#### What the task requires
Word for word, transcribe the lines below and drop the pictures.

··· Dataset content ···

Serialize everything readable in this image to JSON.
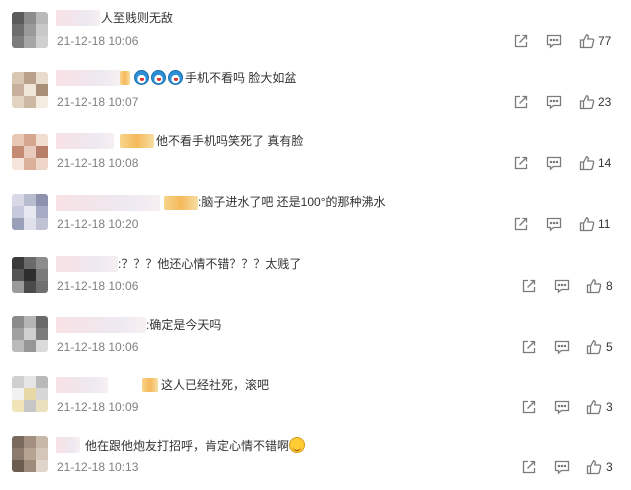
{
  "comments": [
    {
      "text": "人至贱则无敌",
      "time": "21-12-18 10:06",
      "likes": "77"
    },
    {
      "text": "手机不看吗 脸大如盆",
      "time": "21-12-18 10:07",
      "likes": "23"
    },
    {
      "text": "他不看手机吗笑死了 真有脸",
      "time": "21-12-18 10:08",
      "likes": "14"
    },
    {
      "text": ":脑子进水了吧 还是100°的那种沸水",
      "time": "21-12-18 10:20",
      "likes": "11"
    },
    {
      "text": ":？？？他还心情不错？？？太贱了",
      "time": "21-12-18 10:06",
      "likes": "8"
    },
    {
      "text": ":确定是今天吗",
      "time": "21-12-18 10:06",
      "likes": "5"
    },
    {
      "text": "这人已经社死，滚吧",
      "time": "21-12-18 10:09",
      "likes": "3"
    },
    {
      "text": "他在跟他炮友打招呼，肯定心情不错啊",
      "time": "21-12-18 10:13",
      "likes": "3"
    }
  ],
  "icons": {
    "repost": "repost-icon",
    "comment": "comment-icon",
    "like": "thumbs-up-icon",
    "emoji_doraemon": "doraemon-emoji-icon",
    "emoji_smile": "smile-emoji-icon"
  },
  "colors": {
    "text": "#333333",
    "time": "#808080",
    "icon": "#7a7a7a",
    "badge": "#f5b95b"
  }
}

···

#### Output for this task
Serialize everything readable in this image to JSON.
{
  "comments": [
    {
      "text": "人至贱则无敌",
      "time": "21-12-18 10:06",
      "likes": "77"
    },
    {
      "text": "手机不看吗 脸大如盆",
      "time": "21-12-18 10:07",
      "likes": "23"
    },
    {
      "text": "他不看手机吗笑死了 真有脸",
      "time": "21-12-18 10:08",
      "likes": "14"
    },
    {
      "text": ":脑子进水了吧 还是100°的那种沸水",
      "time": "21-12-18 10:20",
      "likes": "11"
    },
    {
      "text": ":？？？他还心情不错？？？太贱了",
      "time": "21-12-18 10:06",
      "likes": "8"
    },
    {
      "text": ":确定是今天吗",
      "time": "21-12-18 10:06",
      "likes": "5"
    },
    {
      "text": "这人已经社死，滚吧",
      "time": "21-12-18 10:09",
      "likes": "3"
    },
    {
      "text": "他在跟他炮友打招呼，肯定心情不错啊",
      "time": "21-12-18 10:13",
      "likes": "3"
    }
  ],
  "icons": {
    "repost": "repost-icon",
    "comment": "comment-icon",
    "like": "thumbs-up-icon",
    "emoji_doraemon": "doraemon-emoji-icon",
    "emoji_smile": "smile-emoji-icon"
  },
  "colors": {
    "text": "#333333",
    "time": "#808080",
    "icon": "#7a7a7a",
    "badge": "#f5b95b"
  }
}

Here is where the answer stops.